Task: From the entries below, work out the number of lines that hold the word "name", and give that number alone.

──────── Information given ────────

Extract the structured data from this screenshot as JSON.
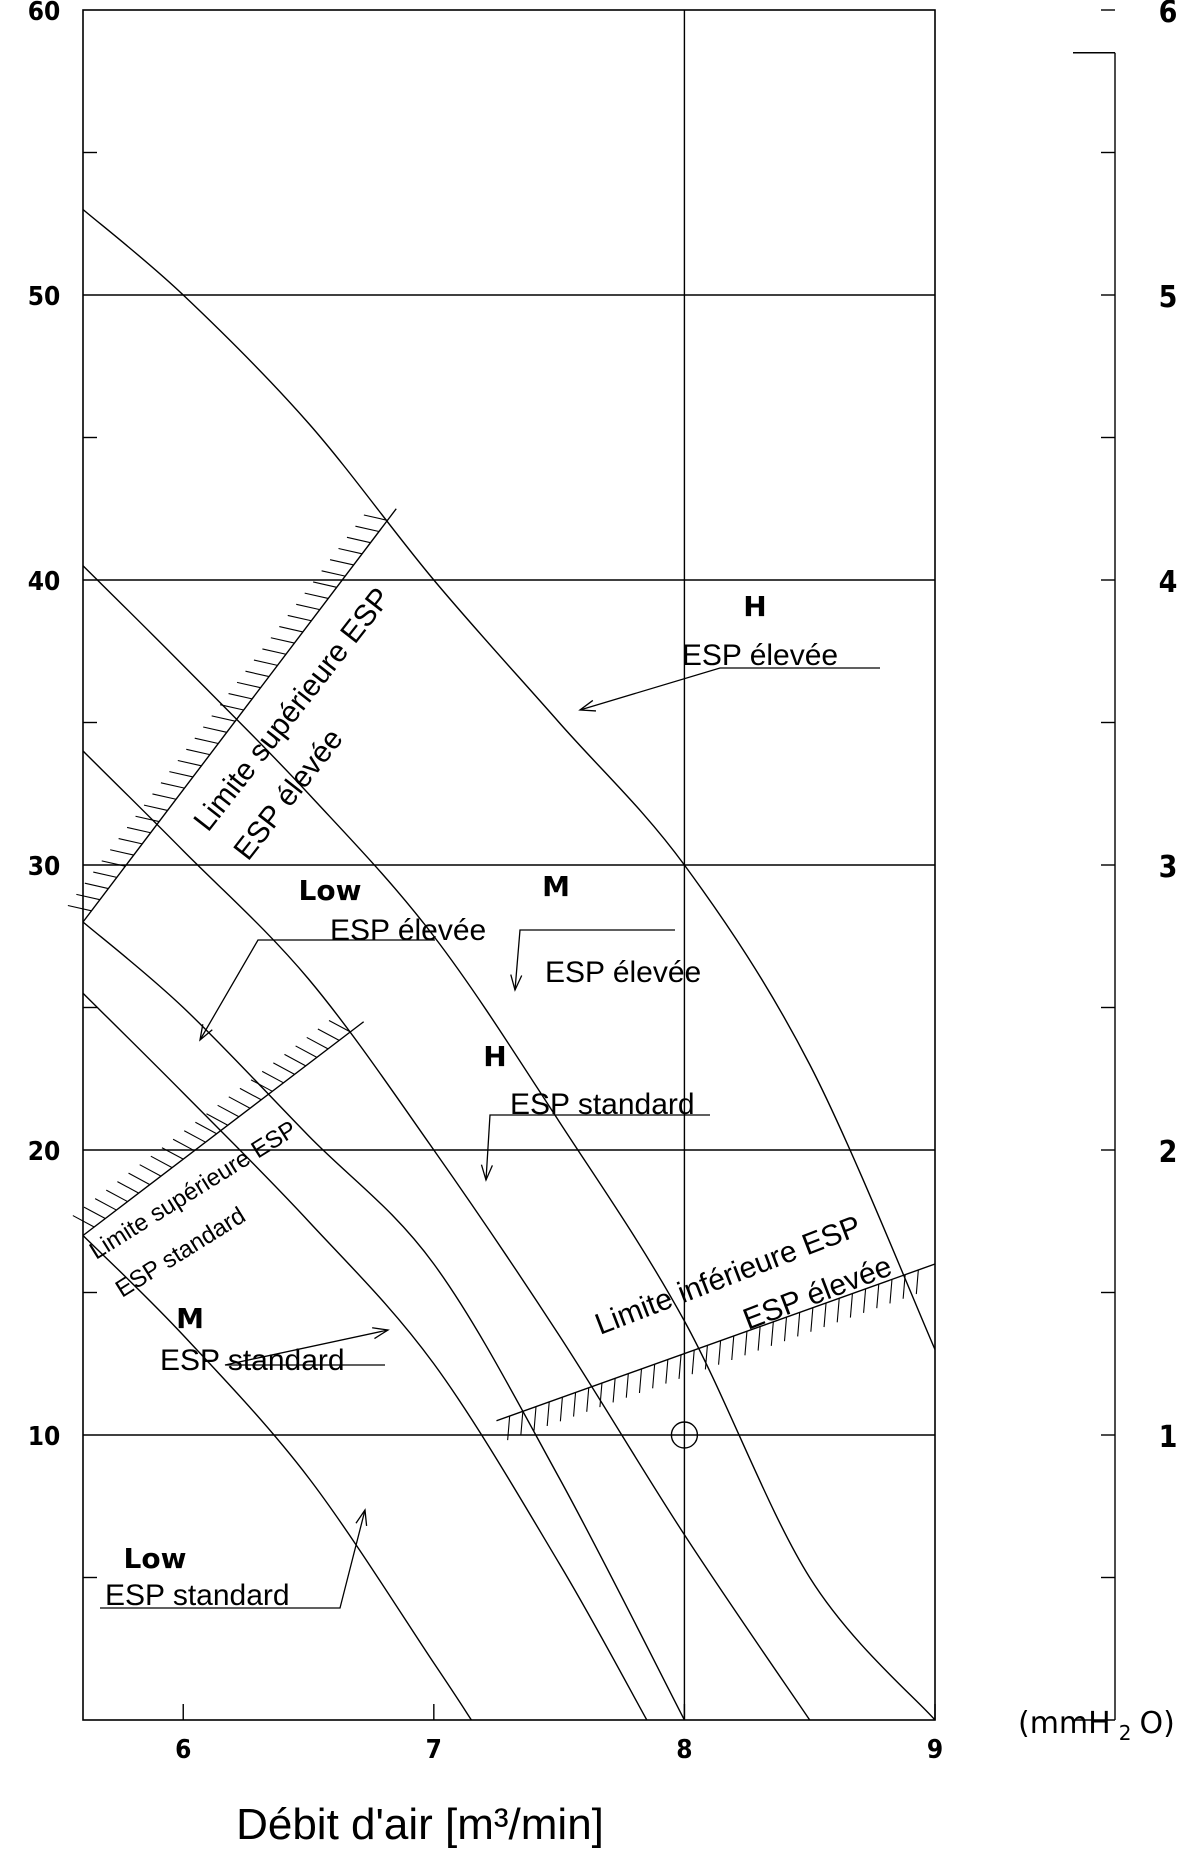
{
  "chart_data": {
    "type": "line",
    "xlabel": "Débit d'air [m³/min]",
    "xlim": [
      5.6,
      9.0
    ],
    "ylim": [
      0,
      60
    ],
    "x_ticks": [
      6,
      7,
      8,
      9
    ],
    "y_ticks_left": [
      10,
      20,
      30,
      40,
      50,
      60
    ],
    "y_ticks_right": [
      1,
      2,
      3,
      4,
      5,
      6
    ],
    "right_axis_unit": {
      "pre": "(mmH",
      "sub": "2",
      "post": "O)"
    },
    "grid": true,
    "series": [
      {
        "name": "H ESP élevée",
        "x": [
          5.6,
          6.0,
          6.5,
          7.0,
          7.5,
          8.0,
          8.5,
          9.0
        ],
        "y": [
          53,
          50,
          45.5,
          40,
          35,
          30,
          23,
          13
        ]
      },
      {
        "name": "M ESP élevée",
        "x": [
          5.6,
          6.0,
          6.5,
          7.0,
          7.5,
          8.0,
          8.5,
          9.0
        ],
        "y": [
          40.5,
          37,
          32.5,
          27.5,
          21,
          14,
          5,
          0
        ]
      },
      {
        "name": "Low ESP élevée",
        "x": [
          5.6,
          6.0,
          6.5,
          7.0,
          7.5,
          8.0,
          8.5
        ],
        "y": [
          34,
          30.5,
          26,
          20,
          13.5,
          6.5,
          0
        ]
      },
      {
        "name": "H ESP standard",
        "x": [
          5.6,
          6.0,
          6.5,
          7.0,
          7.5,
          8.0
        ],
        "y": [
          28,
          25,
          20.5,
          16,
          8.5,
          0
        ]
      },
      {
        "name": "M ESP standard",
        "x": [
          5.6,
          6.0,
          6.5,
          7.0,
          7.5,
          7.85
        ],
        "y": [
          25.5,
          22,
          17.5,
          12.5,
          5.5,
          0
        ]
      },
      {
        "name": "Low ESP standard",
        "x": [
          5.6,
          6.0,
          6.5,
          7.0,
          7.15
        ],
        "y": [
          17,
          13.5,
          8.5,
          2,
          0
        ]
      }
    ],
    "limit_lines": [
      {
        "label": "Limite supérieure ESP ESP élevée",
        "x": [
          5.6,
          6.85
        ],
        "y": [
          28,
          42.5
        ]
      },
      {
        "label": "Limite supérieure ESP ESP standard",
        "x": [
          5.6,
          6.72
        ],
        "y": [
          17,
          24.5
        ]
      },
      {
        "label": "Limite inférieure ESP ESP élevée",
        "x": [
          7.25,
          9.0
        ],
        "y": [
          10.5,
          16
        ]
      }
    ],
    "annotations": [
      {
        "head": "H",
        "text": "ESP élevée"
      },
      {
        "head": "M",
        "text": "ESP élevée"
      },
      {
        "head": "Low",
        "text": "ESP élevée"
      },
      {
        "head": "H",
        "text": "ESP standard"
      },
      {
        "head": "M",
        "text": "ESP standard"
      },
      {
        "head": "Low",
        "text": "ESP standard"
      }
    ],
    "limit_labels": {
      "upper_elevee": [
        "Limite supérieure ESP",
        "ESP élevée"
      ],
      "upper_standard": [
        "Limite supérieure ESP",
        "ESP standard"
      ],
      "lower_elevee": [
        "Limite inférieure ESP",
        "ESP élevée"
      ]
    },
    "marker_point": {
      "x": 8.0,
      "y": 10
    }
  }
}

────────
──────── Information given ────────

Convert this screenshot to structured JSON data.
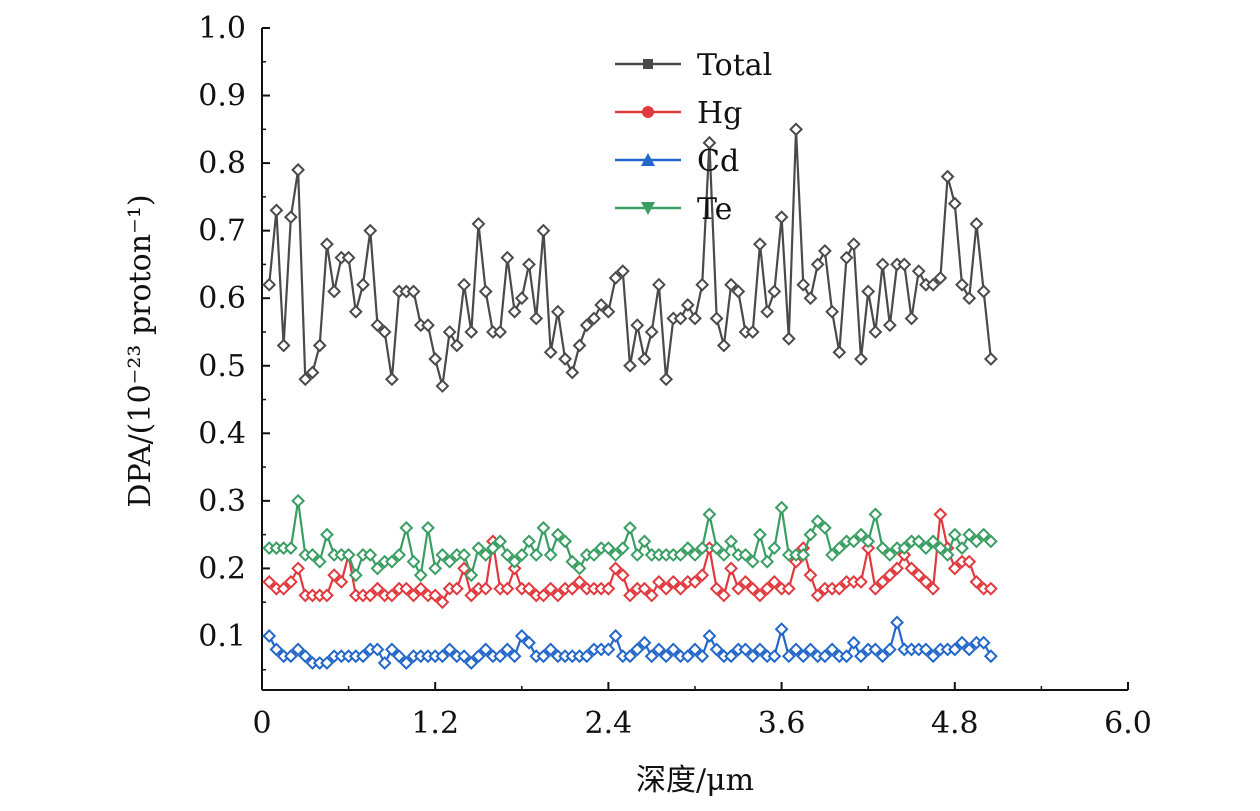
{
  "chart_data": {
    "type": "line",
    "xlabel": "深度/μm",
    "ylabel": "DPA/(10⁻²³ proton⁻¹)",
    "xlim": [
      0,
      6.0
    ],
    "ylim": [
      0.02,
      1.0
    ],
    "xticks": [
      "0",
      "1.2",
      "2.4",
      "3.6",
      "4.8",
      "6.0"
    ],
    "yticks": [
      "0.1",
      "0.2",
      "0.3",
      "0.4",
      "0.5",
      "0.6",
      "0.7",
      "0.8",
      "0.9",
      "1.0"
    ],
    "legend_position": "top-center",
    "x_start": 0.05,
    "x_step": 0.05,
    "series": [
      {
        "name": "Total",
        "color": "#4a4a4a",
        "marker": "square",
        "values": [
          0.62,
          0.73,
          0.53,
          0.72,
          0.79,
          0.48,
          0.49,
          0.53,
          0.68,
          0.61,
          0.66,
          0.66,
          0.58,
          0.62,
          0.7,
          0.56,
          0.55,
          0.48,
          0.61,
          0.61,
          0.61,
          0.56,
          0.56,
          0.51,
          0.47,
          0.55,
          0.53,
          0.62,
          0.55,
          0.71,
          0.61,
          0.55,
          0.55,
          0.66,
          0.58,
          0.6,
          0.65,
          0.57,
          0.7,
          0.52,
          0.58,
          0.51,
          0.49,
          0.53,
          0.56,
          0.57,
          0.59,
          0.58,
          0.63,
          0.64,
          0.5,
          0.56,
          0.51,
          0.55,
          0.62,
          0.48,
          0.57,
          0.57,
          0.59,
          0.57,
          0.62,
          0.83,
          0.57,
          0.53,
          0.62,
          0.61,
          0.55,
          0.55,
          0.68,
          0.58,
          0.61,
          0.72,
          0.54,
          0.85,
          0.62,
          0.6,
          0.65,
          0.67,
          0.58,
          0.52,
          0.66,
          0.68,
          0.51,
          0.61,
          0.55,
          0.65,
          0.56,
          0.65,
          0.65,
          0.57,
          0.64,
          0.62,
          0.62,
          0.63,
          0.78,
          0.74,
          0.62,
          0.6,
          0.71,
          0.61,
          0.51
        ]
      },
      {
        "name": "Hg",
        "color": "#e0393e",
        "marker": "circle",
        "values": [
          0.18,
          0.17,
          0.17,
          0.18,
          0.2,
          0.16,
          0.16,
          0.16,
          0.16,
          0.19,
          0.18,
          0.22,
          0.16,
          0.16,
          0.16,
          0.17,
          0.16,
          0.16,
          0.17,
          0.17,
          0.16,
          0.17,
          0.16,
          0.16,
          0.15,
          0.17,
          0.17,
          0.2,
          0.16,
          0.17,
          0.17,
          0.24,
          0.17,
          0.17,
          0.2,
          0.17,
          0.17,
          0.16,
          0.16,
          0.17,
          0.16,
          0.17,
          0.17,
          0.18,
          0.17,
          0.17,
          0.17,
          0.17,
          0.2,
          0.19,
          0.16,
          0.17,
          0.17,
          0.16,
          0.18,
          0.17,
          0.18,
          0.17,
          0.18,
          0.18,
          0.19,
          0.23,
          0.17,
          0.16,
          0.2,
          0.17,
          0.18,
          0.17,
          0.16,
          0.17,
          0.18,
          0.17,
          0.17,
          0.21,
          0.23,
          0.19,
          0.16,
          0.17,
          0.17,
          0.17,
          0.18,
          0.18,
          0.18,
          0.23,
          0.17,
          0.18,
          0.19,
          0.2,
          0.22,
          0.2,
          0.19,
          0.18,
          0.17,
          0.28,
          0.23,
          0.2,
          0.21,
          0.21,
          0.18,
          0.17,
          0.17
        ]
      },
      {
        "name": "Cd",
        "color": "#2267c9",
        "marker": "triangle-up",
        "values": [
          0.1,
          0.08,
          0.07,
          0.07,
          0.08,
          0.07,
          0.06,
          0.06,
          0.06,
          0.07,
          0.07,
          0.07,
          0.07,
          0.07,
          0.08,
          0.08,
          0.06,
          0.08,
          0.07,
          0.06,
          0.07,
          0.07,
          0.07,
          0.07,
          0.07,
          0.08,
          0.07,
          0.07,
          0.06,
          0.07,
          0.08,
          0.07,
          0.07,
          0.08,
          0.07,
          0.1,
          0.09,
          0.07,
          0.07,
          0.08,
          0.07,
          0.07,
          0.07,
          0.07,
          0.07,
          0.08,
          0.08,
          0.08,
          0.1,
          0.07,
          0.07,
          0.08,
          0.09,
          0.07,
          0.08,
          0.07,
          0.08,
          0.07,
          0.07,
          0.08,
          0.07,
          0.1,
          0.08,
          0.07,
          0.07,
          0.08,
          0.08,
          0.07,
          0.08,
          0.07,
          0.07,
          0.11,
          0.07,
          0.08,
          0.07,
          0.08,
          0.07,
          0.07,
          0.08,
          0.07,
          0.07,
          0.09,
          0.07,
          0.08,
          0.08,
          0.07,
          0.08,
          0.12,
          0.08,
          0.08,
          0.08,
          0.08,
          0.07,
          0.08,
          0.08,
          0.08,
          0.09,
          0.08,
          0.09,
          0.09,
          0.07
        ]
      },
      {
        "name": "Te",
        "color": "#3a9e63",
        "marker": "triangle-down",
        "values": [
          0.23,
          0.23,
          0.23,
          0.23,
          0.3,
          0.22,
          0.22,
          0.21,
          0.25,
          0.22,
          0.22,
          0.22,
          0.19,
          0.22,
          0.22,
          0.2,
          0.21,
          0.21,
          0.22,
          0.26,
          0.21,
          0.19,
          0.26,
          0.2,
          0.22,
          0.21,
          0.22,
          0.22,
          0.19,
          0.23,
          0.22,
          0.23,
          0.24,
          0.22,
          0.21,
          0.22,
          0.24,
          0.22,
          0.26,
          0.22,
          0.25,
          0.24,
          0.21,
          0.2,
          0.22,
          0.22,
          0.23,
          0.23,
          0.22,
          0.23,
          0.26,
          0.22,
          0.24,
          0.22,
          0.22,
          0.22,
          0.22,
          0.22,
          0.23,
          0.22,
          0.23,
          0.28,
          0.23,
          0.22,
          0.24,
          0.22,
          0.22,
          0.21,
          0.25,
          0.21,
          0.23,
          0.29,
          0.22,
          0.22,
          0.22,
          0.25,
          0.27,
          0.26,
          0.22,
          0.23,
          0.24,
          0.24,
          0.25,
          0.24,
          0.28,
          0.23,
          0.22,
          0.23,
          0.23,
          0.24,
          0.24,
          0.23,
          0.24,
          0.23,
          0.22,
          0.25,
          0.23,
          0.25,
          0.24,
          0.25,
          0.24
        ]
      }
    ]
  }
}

────────

Answer below: 10